### Prompt
Output only the count of lines that contain "name".

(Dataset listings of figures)
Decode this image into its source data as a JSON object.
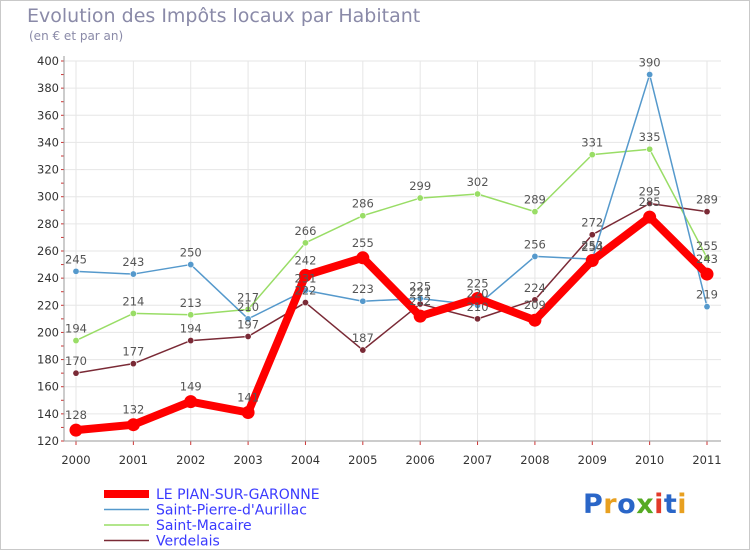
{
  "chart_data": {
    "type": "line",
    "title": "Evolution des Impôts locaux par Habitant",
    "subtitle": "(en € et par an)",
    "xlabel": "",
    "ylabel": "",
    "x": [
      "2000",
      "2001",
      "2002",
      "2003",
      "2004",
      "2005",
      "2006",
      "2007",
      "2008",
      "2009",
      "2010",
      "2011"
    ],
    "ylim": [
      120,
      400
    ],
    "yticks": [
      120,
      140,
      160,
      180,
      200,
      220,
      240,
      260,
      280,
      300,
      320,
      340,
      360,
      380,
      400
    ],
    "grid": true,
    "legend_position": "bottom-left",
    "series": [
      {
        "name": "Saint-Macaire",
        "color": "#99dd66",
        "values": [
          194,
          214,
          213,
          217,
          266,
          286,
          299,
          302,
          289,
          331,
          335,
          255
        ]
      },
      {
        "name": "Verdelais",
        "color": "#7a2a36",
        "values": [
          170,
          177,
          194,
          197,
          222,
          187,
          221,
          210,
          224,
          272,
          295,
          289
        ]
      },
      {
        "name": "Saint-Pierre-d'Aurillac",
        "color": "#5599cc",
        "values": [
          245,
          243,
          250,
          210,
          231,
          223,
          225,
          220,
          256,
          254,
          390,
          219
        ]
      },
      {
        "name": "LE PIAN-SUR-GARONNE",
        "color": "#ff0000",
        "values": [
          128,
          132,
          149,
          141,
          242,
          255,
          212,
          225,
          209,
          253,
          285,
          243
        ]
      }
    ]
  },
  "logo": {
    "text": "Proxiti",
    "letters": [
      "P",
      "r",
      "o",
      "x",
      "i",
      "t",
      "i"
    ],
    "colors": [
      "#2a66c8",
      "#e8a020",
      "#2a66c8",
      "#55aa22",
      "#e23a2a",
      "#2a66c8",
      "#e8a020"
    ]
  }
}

### Response
4